The request:
Every record below should be printed exactly as given.

┄┄┄┄┄┄

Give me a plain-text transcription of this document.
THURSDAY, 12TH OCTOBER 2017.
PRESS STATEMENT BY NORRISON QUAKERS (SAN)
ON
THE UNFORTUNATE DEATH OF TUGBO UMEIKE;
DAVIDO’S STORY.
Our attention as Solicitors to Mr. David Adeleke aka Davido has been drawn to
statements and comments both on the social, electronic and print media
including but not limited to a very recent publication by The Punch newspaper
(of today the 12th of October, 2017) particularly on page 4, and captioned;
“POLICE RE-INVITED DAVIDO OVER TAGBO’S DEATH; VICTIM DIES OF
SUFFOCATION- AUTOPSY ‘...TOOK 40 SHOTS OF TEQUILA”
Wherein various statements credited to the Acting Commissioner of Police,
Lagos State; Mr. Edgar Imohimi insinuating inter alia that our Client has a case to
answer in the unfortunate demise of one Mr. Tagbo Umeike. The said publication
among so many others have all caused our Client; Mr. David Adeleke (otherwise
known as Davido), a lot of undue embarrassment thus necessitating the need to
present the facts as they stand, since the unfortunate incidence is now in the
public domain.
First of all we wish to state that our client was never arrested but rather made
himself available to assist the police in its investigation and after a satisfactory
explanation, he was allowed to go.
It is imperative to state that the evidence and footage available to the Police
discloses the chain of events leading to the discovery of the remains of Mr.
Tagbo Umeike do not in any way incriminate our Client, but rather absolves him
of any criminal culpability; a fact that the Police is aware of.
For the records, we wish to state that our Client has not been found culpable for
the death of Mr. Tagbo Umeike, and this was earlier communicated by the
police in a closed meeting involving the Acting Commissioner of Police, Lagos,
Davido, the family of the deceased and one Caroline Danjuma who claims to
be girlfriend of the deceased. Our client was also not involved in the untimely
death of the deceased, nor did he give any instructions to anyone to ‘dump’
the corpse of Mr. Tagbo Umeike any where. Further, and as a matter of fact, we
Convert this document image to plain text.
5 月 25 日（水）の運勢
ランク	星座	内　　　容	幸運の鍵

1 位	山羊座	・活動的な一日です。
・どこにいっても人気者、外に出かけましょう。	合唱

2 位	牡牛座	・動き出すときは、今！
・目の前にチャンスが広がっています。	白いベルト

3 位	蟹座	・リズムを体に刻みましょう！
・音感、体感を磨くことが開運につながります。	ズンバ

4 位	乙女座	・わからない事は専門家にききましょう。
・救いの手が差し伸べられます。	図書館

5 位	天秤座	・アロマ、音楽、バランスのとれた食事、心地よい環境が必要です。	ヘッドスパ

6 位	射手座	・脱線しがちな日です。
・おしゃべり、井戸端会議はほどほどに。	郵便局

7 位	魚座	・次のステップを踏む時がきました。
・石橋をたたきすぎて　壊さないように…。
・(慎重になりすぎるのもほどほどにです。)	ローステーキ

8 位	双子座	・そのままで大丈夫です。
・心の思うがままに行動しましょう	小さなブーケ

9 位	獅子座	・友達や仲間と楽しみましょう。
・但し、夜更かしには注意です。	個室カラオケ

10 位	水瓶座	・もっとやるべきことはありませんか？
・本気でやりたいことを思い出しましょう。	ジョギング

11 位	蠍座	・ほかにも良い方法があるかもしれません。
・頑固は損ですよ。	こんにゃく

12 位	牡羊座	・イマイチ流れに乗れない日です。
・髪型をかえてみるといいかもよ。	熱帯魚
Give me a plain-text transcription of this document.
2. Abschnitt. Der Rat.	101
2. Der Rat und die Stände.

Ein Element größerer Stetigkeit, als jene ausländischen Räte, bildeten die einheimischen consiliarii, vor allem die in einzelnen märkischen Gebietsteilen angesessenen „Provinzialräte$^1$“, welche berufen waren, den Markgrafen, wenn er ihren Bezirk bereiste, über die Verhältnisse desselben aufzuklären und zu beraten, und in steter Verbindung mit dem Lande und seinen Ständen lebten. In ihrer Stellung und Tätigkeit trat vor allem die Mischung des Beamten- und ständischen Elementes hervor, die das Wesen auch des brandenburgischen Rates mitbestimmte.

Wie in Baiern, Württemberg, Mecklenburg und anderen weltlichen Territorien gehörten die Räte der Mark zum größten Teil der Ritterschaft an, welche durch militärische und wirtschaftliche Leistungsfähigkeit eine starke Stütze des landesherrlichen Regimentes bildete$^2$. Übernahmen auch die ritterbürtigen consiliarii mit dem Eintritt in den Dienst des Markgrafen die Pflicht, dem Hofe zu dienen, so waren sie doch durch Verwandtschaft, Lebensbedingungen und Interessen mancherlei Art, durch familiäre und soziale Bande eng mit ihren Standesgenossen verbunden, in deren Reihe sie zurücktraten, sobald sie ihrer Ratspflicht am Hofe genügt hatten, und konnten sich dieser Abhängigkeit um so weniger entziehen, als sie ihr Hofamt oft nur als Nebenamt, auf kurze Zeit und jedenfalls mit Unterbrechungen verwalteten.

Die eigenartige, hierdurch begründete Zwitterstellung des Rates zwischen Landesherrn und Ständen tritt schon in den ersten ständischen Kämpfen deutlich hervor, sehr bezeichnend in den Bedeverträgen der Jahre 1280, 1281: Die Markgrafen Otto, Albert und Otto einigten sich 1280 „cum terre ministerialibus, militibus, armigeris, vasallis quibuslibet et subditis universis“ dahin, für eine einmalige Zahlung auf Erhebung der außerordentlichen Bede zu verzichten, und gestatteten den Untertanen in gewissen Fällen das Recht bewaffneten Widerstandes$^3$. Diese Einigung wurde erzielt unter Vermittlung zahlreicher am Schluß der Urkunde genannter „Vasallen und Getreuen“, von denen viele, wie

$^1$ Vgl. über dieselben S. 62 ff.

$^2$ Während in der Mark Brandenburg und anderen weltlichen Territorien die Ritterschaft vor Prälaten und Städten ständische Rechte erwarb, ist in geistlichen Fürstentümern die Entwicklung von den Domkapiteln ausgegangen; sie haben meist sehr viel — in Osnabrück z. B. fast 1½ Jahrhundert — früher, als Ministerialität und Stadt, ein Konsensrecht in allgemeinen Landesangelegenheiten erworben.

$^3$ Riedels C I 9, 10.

┄┄┄┄┄┄

Task output:
Give me a plain-text transcription of this document.
THURSDAY, 12TH OCTOBER 2017.
PRESS STATEMENT BY NORRISON QUAKERS (SAN)
ON
THE UNFORTUNATE DEATH OF TUGBO UMEIKE;
DAVIDO’S STORY.
Our attention as Solicitors to Mr. David Adeleke aka Davido has been drawn to
statements and comments both on the social, electronic and print media
including but not limited to a very recent publication by The Punch newspaper
(of today the 12th of October, 2017) particularly on page 4, and captioned;
“POLICE RE-INVITED DAVIDO OVER TAGBO’S DEATH; VICTIM DIES OF
SUFFOCATION- AUTOPSY ‘...TOOK 40 SHOTS OF TEQUILA”
Wherein various statements credited to the Acting Commissioner of Police,
Lagos State; Mr. Edgar Imohimi insinuating inter alia that our Client has a case to
answer in the unfortunate demise of one Mr. Tagbo Umeike. The said publication
among so many others have all caused our Client; Mr. David Adeleke (otherwise
known as Davido), a lot of undue embarrassment thus necessitating the need to
present the facts as they stand, since the unfortunate incidence is now in the
public domain.
First of all we wish to state that our client was never arrested but rather made
himself available to assist the police in its investigation and after a satisfactory
explanation, he was allowed to go.
It is imperative to state that the evidence and footage available to the Police
discloses the chain of events leading to the discovery of the remains of Mr.
Tagbo Umeike do not in any way incriminate our Client, but rather absolves him
of any criminal culpability; a fact that the Police is aware of.
For the records, we wish to state that our Client has not been found culpable for
the death of Mr. Tagbo Umeike, and this was earlier communicated by the
police in a closed meeting involving the Acting Commissioner of Police, Lagos,
Davido, the family of the deceased and one Caroline Danjuma who claims to
be girlfriend of the deceased. Our client was also not involved in the untimely
death of the deceased, nor did he give any instructions to anyone to ‘dump’
the corpse of Mr. Tagbo Umeike any where. Further, and as a matter of fact, we
Convert this document image to plain text.
5 月 25 日（水）の運勢
ランク	星座	内　　　容	幸運の鍵

1 位	山羊座	・活動的な一日です。
・どこにいっても人気者、外に出かけましょう。	合唱

2 位	牡牛座	・動き出すときは、今！
・目の前にチャンスが広がっています。	白いベルト

3 位	蟹座	・リズムを体に刻みましょう！
・音感、体感を磨くことが開運につながります。	ズンバ

4 位	乙女座	・わからない事は専門家にききましょう。
・救いの手が差し伸べられます。	図書館

5 位	天秤座	・アロマ、音楽、バランスのとれた食事、心地よい環境が必要です。	ヘッドスパ

6 位	射手座	・脱線しがちな日です。
・おしゃべり、井戸端会議はほどほどに。	郵便局

7 位	魚座	・次のステップを踏む時がきました。
・石橋をたたきすぎて　壊さないように…。
・(慎重になりすぎるのもほどほどにです。)	ローステーキ

8 位	双子座	・そのままで大丈夫です。
・心の思うがままに行動しましょう	小さなブーケ

9 位	獅子座	・友達や仲間と楽しみましょう。
・但し、夜更かしには注意です。	個室カラオケ

10 位	水瓶座	・もっとやるべきことはありませんか？
・本気でやりたいことを思い出しましょう。	ジョギング

11 位	蠍座	・ほかにも良い方法があるかもしれません。
・頑固は損ですよ。	こんにゃく

12 位	牡羊座	・イマイチ流れに乗れない日です。
・髪型をかえてみるといいかもよ。	熱帯魚
Give me a plain-text transcription of this document.
2. Abschnitt. Der Rat.	101
2. Der Rat und die Stände.

Ein Element größerer Stetigkeit, als jene ausländischen Räte, bildeten die einheimischen consiliarii, vor allem die in einzelnen märkischen Gebietsteilen angesessenen „Provinzialräte$^1$“, welche berufen waren, den Markgrafen, wenn er ihren Bezirk bereiste, über die Verhältnisse desselben aufzuklären und zu beraten, und in steter Verbindung mit dem Lande und seinen Ständen lebten. In ihrer Stellung und Tätigkeit trat vor allem die Mischung des Beamten- und ständischen Elementes hervor, die das Wesen auch des brandenburgischen Rates mitbestimmte.

Wie in Baiern, Württemberg, Mecklenburg und anderen weltlichen Territorien gehörten die Räte der Mark zum größten Teil der Ritterschaft an, welche durch militärische und wirtschaftliche Leistungsfähigkeit eine starke Stütze des landesherrlichen Regimentes bildete$^2$. Übernahmen auch die ritterbürtigen consiliarii mit dem Eintritt in den Dienst des Markgrafen die Pflicht, dem Hofe zu dienen, so waren sie doch durch Verwandtschaft, Lebensbedingungen und Interessen mancherlei Art, durch familiäre und soziale Bande eng mit ihren Standesgenossen verbunden, in deren Reihe sie zurücktraten, sobald sie ihrer Ratspflicht am Hofe genügt hatten, und konnten sich dieser Abhängigkeit um so weniger entziehen, als sie ihr Hofamt oft nur als Nebenamt, auf kurze Zeit und jedenfalls mit Unterbrechungen verwalteten.

Die eigenartige, hierdurch begründete Zwitterstellung des Rates zwischen Landesherrn und Ständen tritt schon in den ersten ständischen Kämpfen deutlich hervor, sehr bezeichnend in den Bedeverträgen der Jahre 1280, 1281: Die Markgrafen Otto, Albert und Otto einigten sich 1280 „cum terre ministerialibus, militibus, armigeris, vasallis quibuslibet et subditis universis“ dahin, für eine einmalige Zahlung auf Erhebung der außerordentlichen Bede zu verzichten, und gestatteten den Untertanen in gewissen Fällen das Recht bewaffneten Widerstandes$^3$. Diese Einigung wurde erzielt unter Vermittlung zahlreicher am Schluß der Urkunde genannter „Vasallen und Getreuen“, von denen viele, wie

$^1$ Vgl. über dieselben S. 62 ff.

$^2$ Während in der Mark Brandenburg und anderen weltlichen Territorien die Ritterschaft vor Prälaten und Städten ständische Rechte erwarb, ist in geistlichen Fürstentümern die Entwicklung von den Domkapiteln ausgegangen; sie haben meist sehr viel — in Osnabrück z. B. fast 1½ Jahrhundert — früher, als Ministerialität und Stadt, ein Konsensrecht in allgemeinen Landesangelegenheiten erworben.

$^3$ Riedels C I 9, 10.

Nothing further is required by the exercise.